Records that describe figures ::
* * *

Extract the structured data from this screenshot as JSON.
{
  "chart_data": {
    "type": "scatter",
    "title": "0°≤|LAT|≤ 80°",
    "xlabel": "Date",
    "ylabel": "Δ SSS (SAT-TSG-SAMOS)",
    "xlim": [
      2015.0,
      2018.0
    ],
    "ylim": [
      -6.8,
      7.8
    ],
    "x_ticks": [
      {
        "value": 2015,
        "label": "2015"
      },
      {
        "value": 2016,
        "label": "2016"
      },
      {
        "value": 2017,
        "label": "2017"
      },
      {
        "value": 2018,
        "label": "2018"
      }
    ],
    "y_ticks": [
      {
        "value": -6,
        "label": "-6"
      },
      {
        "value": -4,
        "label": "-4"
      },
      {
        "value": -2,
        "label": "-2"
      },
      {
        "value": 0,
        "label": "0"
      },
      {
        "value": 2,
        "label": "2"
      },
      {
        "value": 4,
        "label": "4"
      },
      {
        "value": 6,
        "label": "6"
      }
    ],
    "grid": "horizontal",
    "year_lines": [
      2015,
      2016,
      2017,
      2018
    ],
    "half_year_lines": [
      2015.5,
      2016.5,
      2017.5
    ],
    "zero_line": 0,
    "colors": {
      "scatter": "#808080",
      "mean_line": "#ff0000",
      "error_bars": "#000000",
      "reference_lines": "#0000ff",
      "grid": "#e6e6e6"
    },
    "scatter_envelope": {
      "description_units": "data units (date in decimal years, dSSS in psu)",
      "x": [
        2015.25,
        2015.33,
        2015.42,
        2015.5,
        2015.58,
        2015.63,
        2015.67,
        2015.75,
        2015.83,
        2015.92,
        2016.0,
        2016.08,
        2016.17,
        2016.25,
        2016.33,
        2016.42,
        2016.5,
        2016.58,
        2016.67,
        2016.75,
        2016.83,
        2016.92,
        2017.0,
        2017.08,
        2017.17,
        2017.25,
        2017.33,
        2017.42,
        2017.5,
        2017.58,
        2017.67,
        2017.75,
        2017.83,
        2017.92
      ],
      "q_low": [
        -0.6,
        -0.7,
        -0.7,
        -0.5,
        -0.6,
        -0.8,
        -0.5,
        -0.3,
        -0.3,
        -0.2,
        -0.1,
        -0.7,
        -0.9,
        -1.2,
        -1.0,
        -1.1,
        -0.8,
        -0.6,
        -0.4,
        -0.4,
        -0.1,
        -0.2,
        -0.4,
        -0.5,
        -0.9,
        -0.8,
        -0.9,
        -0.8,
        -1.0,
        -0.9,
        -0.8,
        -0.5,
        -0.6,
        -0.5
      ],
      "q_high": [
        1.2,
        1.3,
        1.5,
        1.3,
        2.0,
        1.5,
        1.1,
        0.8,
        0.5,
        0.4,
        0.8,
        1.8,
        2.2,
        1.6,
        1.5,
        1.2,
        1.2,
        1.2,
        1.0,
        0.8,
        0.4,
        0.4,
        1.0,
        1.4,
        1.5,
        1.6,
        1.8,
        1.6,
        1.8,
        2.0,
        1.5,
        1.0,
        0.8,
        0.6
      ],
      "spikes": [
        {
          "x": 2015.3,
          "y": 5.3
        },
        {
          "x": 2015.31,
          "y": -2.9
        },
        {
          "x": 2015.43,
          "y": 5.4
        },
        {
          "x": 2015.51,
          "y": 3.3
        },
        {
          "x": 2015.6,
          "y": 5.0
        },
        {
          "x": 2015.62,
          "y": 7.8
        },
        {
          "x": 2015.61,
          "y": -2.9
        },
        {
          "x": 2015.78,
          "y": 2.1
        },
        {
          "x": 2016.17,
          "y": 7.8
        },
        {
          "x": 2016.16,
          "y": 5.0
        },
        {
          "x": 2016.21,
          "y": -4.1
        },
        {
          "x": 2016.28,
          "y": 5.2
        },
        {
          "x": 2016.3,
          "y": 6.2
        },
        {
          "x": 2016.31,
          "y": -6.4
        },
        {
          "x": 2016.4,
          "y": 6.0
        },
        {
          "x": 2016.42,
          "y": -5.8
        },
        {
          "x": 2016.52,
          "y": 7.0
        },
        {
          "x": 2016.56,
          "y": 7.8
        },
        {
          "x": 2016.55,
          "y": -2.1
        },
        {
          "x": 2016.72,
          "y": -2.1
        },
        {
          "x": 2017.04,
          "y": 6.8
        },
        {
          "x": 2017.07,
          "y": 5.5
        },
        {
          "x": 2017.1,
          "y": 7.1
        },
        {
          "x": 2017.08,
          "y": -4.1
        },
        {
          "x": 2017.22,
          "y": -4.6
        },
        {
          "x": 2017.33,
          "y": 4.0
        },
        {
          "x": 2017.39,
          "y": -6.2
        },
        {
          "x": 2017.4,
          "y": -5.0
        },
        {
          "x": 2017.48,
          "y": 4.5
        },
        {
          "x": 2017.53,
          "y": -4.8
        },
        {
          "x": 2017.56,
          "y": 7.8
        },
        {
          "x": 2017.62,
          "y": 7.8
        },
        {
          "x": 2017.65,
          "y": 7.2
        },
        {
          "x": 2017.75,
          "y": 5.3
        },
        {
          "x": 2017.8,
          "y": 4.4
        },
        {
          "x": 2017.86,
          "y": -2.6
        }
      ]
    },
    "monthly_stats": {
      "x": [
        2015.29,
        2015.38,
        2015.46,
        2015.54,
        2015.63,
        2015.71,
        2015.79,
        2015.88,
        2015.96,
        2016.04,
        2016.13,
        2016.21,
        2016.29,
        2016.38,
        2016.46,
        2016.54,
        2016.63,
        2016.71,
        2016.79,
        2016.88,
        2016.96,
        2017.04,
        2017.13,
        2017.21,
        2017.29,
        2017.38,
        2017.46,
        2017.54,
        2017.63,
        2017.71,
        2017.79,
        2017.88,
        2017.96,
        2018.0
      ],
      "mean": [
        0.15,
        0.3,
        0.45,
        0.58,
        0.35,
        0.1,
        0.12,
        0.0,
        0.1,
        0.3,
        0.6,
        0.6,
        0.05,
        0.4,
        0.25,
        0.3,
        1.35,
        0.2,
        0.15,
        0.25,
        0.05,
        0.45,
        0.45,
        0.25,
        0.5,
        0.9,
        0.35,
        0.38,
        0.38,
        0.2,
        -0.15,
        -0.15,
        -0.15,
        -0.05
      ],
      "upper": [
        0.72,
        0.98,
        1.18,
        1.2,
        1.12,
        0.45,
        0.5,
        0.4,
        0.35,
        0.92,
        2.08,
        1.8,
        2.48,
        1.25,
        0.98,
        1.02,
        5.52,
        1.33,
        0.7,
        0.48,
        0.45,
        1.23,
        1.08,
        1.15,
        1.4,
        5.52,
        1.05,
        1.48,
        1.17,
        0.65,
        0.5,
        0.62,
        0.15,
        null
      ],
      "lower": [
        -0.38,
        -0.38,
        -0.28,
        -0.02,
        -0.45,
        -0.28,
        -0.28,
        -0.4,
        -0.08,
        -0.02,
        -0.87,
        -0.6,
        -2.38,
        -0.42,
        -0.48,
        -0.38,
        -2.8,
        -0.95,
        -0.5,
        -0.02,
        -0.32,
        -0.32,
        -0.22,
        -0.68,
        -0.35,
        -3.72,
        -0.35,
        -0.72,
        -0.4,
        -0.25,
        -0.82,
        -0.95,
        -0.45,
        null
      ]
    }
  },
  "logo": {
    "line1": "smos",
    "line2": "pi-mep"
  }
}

* * *

GOAL ::
Return the entries above exactly as they appear.

SOLUTION FOR THIS EXERCISE ::
Extract the structured data from this screenshot as JSON.
{
  "chart_data": {
    "type": "scatter",
    "title": "0°≤|LAT|≤ 80°",
    "xlabel": "Date",
    "ylabel": "Δ SSS (SAT-TSG-SAMOS)",
    "xlim": [
      2015.0,
      2018.0
    ],
    "ylim": [
      -6.8,
      7.8
    ],
    "x_ticks": [
      {
        "value": 2015,
        "label": "2015"
      },
      {
        "value": 2016,
        "label": "2016"
      },
      {
        "value": 2017,
        "label": "2017"
      },
      {
        "value": 2018,
        "label": "2018"
      }
    ],
    "y_ticks": [
      {
        "value": -6,
        "label": "-6"
      },
      {
        "value": -4,
        "label": "-4"
      },
      {
        "value": -2,
        "label": "-2"
      },
      {
        "value": 0,
        "label": "0"
      },
      {
        "value": 2,
        "label": "2"
      },
      {
        "value": 4,
        "label": "4"
      },
      {
        "value": 6,
        "label": "6"
      }
    ],
    "grid": "horizontal",
    "year_lines": [
      2015,
      2016,
      2017,
      2018
    ],
    "half_year_lines": [
      2015.5,
      2016.5,
      2017.5
    ],
    "zero_line": 0,
    "colors": {
      "scatter": "#808080",
      "mean_line": "#ff0000",
      "error_bars": "#000000",
      "reference_lines": "#0000ff",
      "grid": "#e6e6e6"
    },
    "scatter_envelope": {
      "description_units": "data units (date in decimal years, dSSS in psu)",
      "x": [
        2015.25,
        2015.33,
        2015.42,
        2015.5,
        2015.58,
        2015.63,
        2015.67,
        2015.75,
        2015.83,
        2015.92,
        2016.0,
        2016.08,
        2016.17,
        2016.25,
        2016.33,
        2016.42,
        2016.5,
        2016.58,
        2016.67,
        2016.75,
        2016.83,
        2016.92,
        2017.0,
        2017.08,
        2017.17,
        2017.25,
        2017.33,
        2017.42,
        2017.5,
        2017.58,
        2017.67,
        2017.75,
        2017.83,
        2017.92
      ],
      "q_low": [
        -0.6,
        -0.7,
        -0.7,
        -0.5,
        -0.6,
        -0.8,
        -0.5,
        -0.3,
        -0.3,
        -0.2,
        -0.1,
        -0.7,
        -0.9,
        -1.2,
        -1.0,
        -1.1,
        -0.8,
        -0.6,
        -0.4,
        -0.4,
        -0.1,
        -0.2,
        -0.4,
        -0.5,
        -0.9,
        -0.8,
        -0.9,
        -0.8,
        -1.0,
        -0.9,
        -0.8,
        -0.5,
        -0.6,
        -0.5
      ],
      "q_high": [
        1.2,
        1.3,
        1.5,
        1.3,
        2.0,
        1.5,
        1.1,
        0.8,
        0.5,
        0.4,
        0.8,
        1.8,
        2.2,
        1.6,
        1.5,
        1.2,
        1.2,
        1.2,
        1.0,
        0.8,
        0.4,
        0.4,
        1.0,
        1.4,
        1.5,
        1.6,
        1.8,
        1.6,
        1.8,
        2.0,
        1.5,
        1.0,
        0.8,
        0.6
      ],
      "spikes": [
        {
          "x": 2015.3,
          "y": 5.3
        },
        {
          "x": 2015.31,
          "y": -2.9
        },
        {
          "x": 2015.43,
          "y": 5.4
        },
        {
          "x": 2015.51,
          "y": 3.3
        },
        {
          "x": 2015.6,
          "y": 5.0
        },
        {
          "x": 2015.62,
          "y": 7.8
        },
        {
          "x": 2015.61,
          "y": -2.9
        },
        {
          "x": 2015.78,
          "y": 2.1
        },
        {
          "x": 2016.17,
          "y": 7.8
        },
        {
          "x": 2016.16,
          "y": 5.0
        },
        {
          "x": 2016.21,
          "y": -4.1
        },
        {
          "x": 2016.28,
          "y": 5.2
        },
        {
          "x": 2016.3,
          "y": 6.2
        },
        {
          "x": 2016.31,
          "y": -6.4
        },
        {
          "x": 2016.4,
          "y": 6.0
        },
        {
          "x": 2016.42,
          "y": -5.8
        },
        {
          "x": 2016.52,
          "y": 7.0
        },
        {
          "x": 2016.56,
          "y": 7.8
        },
        {
          "x": 2016.55,
          "y": -2.1
        },
        {
          "x": 2016.72,
          "y": -2.1
        },
        {
          "x": 2017.04,
          "y": 6.8
        },
        {
          "x": 2017.07,
          "y": 5.5
        },
        {
          "x": 2017.1,
          "y": 7.1
        },
        {
          "x": 2017.08,
          "y": -4.1
        },
        {
          "x": 2017.22,
          "y": -4.6
        },
        {
          "x": 2017.33,
          "y": 4.0
        },
        {
          "x": 2017.39,
          "y": -6.2
        },
        {
          "x": 2017.4,
          "y": -5.0
        },
        {
          "x": 2017.48,
          "y": 4.5
        },
        {
          "x": 2017.53,
          "y": -4.8
        },
        {
          "x": 2017.56,
          "y": 7.8
        },
        {
          "x": 2017.62,
          "y": 7.8
        },
        {
          "x": 2017.65,
          "y": 7.2
        },
        {
          "x": 2017.75,
          "y": 5.3
        },
        {
          "x": 2017.8,
          "y": 4.4
        },
        {
          "x": 2017.86,
          "y": -2.6
        }
      ]
    },
    "monthly_stats": {
      "x": [
        2015.29,
        2015.38,
        2015.46,
        2015.54,
        2015.63,
        2015.71,
        2015.79,
        2015.88,
        2015.96,
        2016.04,
        2016.13,
        2016.21,
        2016.29,
        2016.38,
        2016.46,
        2016.54,
        2016.63,
        2016.71,
        2016.79,
        2016.88,
        2016.96,
        2017.04,
        2017.13,
        2017.21,
        2017.29,
        2017.38,
        2017.46,
        2017.54,
        2017.63,
        2017.71,
        2017.79,
        2017.88,
        2017.96,
        2018.0
      ],
      "mean": [
        0.15,
        0.3,
        0.45,
        0.58,
        0.35,
        0.1,
        0.12,
        0.0,
        0.1,
        0.3,
        0.6,
        0.6,
        0.05,
        0.4,
        0.25,
        0.3,
        1.35,
        0.2,
        0.15,
        0.25,
        0.05,
        0.45,
        0.45,
        0.25,
        0.5,
        0.9,
        0.35,
        0.38,
        0.38,
        0.2,
        -0.15,
        -0.15,
        -0.15,
        -0.05
      ],
      "upper": [
        0.72,
        0.98,
        1.18,
        1.2,
        1.12,
        0.45,
        0.5,
        0.4,
        0.35,
        0.92,
        2.08,
        1.8,
        2.48,
        1.25,
        0.98,
        1.02,
        5.52,
        1.33,
        0.7,
        0.48,
        0.45,
        1.23,
        1.08,
        1.15,
        1.4,
        5.52,
        1.05,
        1.48,
        1.17,
        0.65,
        0.5,
        0.62,
        0.15,
        null
      ],
      "lower": [
        -0.38,
        -0.38,
        -0.28,
        -0.02,
        -0.45,
        -0.28,
        -0.28,
        -0.4,
        -0.08,
        -0.02,
        -0.87,
        -0.6,
        -2.38,
        -0.42,
        -0.48,
        -0.38,
        -2.8,
        -0.95,
        -0.5,
        -0.02,
        -0.32,
        -0.32,
        -0.22,
        -0.68,
        -0.35,
        -3.72,
        -0.35,
        -0.72,
        -0.4,
        -0.25,
        -0.82,
        -0.95,
        -0.45,
        null
      ]
    }
  },
  "logo": {
    "line1": "smos",
    "line2": "pi-mep"
  }
}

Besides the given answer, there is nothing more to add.